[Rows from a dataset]
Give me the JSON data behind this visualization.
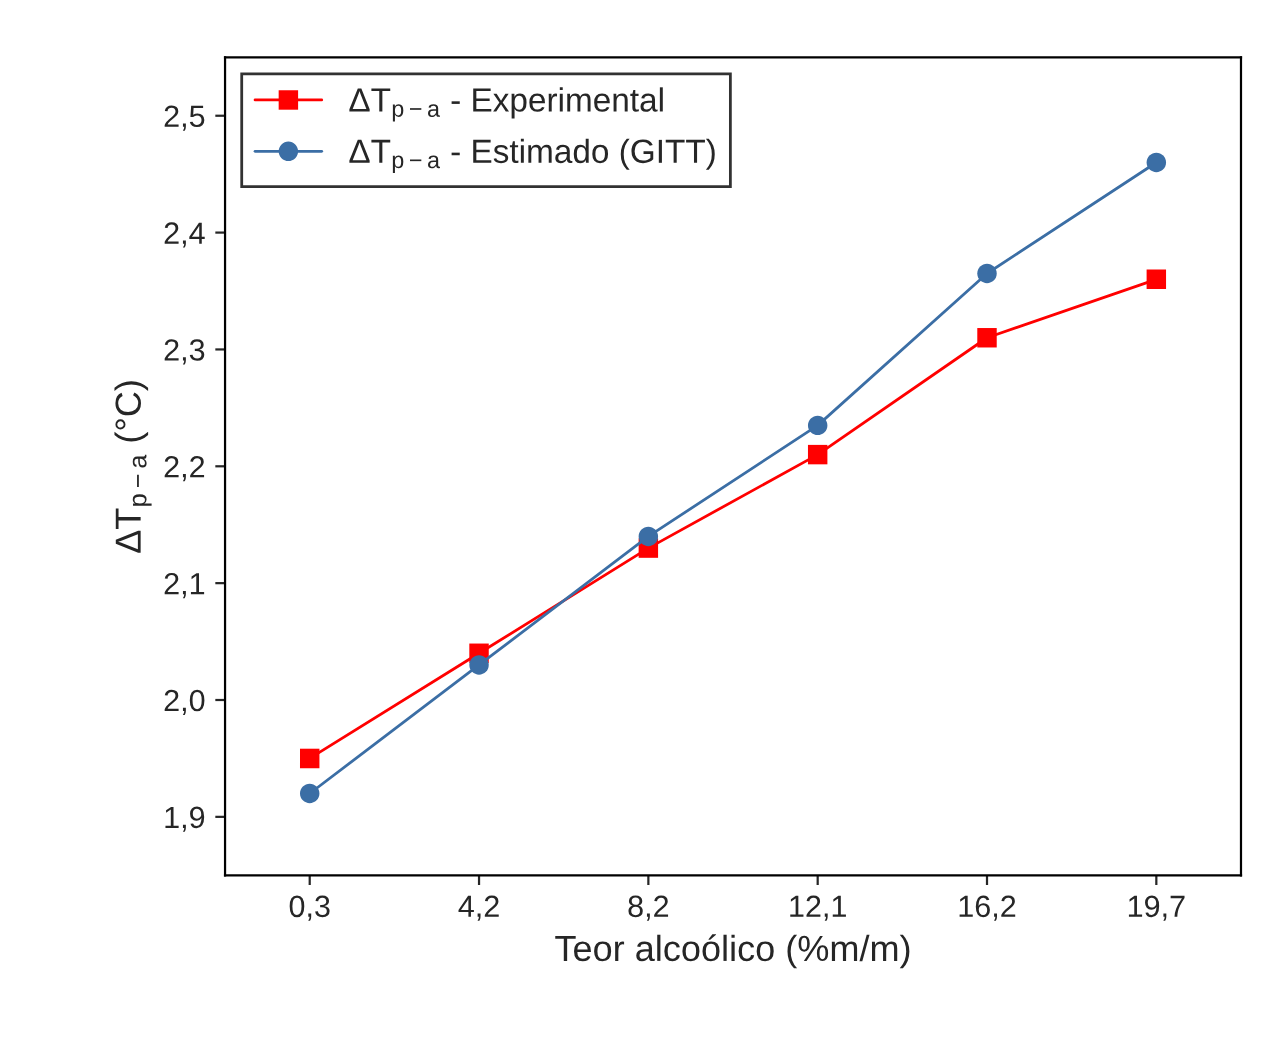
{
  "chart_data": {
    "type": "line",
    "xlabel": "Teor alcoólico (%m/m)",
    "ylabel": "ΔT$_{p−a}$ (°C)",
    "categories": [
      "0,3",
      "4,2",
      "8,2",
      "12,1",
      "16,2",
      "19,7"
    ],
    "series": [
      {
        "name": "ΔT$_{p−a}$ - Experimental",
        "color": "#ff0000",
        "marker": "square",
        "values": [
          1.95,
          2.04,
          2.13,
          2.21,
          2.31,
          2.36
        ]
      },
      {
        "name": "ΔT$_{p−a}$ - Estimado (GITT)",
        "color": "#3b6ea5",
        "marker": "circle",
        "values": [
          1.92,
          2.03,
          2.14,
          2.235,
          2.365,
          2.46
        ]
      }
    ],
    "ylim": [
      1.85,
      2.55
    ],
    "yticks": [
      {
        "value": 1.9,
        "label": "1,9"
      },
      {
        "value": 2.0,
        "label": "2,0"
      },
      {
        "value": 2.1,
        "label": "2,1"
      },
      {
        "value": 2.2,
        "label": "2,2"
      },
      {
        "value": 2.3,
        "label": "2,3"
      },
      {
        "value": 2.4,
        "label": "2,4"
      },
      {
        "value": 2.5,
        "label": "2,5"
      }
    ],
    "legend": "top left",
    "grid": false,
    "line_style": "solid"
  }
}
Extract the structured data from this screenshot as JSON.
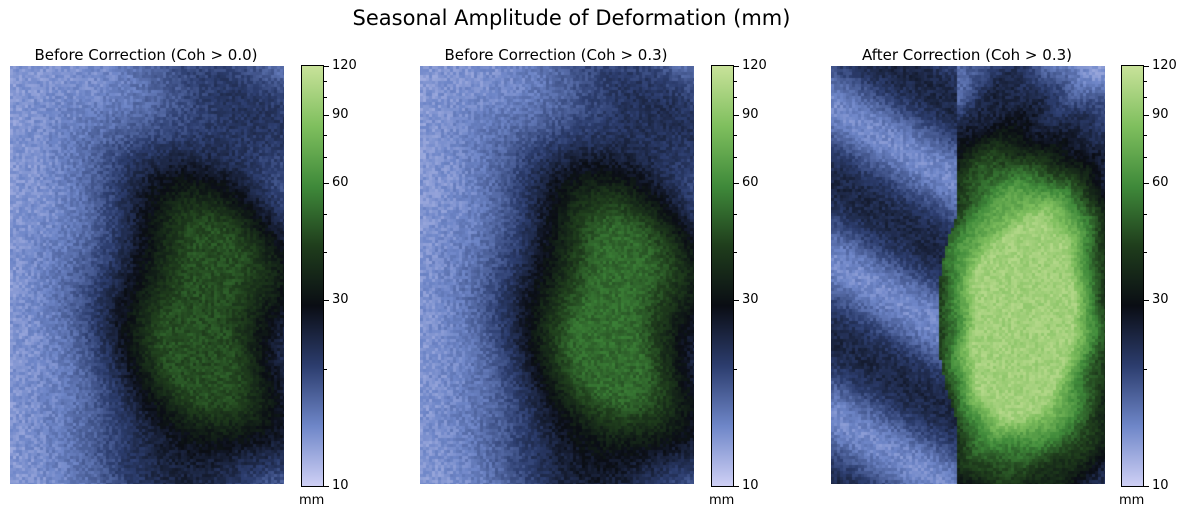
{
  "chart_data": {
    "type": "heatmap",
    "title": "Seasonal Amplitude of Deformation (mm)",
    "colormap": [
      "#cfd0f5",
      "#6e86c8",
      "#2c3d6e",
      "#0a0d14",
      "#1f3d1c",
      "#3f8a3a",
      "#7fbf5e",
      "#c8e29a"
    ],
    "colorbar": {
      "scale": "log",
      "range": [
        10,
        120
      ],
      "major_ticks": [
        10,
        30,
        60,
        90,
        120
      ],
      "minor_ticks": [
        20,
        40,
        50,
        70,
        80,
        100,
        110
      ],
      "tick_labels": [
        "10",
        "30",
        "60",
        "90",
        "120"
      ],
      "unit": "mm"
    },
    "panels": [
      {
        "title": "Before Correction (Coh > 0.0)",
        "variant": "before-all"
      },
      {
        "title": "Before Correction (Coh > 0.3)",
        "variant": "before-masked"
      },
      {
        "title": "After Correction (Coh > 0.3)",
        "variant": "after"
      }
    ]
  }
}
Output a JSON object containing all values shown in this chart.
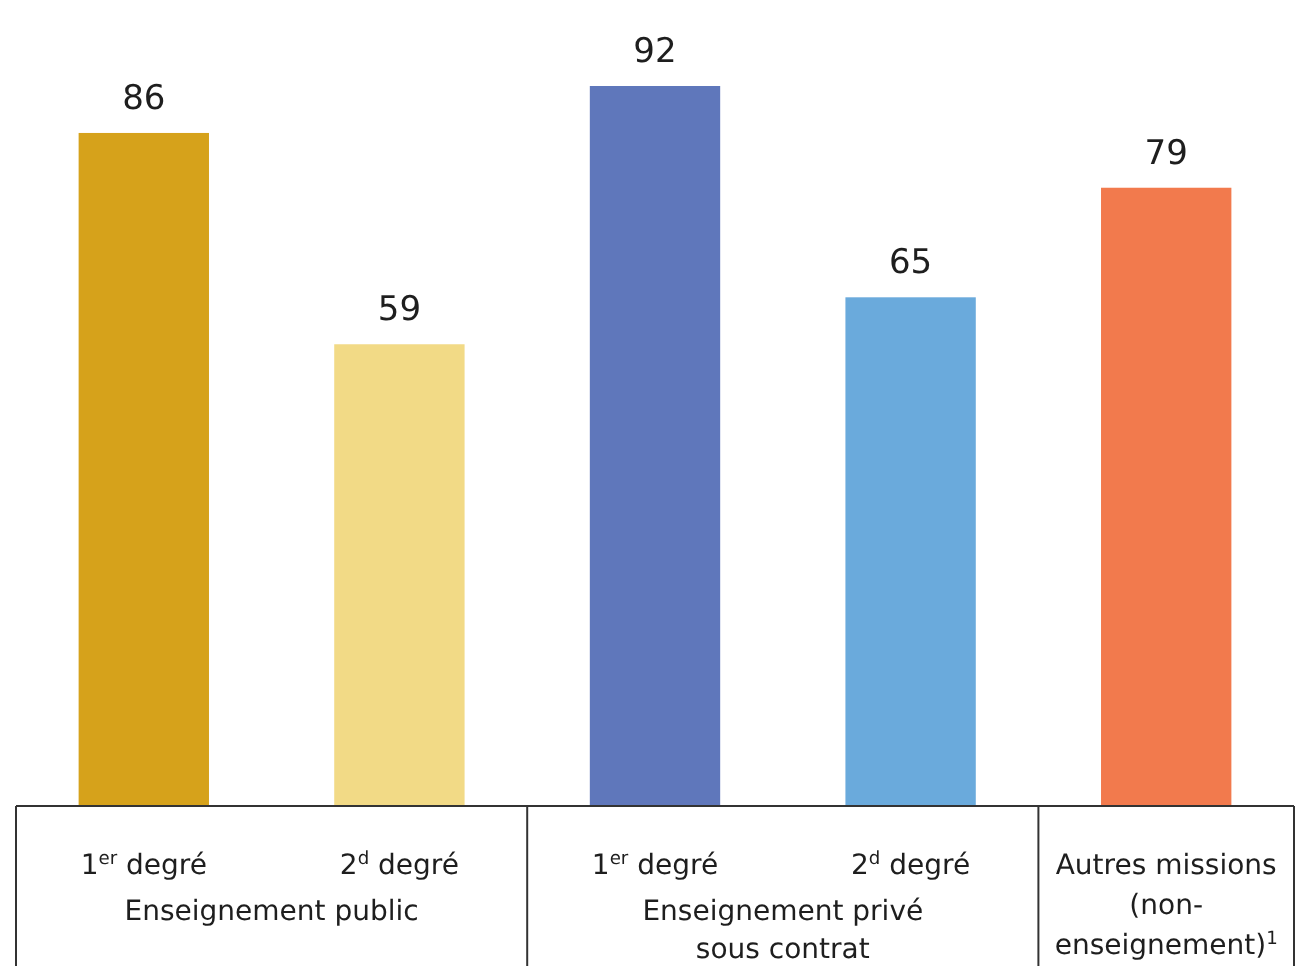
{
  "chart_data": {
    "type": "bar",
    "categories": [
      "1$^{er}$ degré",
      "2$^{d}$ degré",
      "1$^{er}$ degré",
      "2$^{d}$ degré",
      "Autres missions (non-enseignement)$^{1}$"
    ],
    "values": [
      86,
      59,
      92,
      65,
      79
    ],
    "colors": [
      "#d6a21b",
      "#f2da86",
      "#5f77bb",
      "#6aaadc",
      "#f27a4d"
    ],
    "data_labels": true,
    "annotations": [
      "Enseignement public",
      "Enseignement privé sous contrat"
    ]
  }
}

Exercise details
Copy nothing outside the span: please output the lines from the one with "Output a JSON" through the end of the entries above, and skip the pictures.

Exercise result
Output a JSON object containing all values shown in this chart.
{
  "chart_data": {
    "type": "bar",
    "categories": [
      "1$^{er}$ degré",
      "2$^{d}$ degré",
      "1$^{er}$ degré",
      "2$^{d}$ degré",
      "Autres missions (non-enseignement)$^{1}$"
    ],
    "values": [
      86,
      59,
      92,
      65,
      79
    ],
    "colors": [
      "#d6a21b",
      "#f2da86",
      "#5f77bb",
      "#6aaadc",
      "#f27a4d"
    ],
    "data_labels": true,
    "annotations": [
      "Enseignement public",
      "Enseignement privé sous contrat"
    ]
  }
}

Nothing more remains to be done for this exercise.